> [Task description]: Go through the material and tally the lines containing the string "Overweight". Give the total alone.

* * * * * * * * *

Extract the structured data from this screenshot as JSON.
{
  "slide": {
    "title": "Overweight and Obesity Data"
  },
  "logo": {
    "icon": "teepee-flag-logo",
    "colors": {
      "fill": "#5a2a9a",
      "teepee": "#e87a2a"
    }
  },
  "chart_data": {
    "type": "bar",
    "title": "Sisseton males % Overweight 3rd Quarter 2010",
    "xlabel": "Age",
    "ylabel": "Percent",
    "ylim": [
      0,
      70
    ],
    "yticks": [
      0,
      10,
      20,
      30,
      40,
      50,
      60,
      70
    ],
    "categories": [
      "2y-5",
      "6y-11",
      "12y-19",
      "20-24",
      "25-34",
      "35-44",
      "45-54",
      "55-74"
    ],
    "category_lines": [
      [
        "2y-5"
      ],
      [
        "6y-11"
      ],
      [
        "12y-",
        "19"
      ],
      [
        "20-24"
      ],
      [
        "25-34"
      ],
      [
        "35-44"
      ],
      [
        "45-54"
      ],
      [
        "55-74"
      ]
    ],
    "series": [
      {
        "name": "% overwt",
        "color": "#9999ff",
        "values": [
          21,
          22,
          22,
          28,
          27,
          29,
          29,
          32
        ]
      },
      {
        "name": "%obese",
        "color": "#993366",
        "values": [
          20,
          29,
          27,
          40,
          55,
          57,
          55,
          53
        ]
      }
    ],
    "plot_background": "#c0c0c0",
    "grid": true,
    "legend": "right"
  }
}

* * * * * * * * *

> [Expected answer]: 2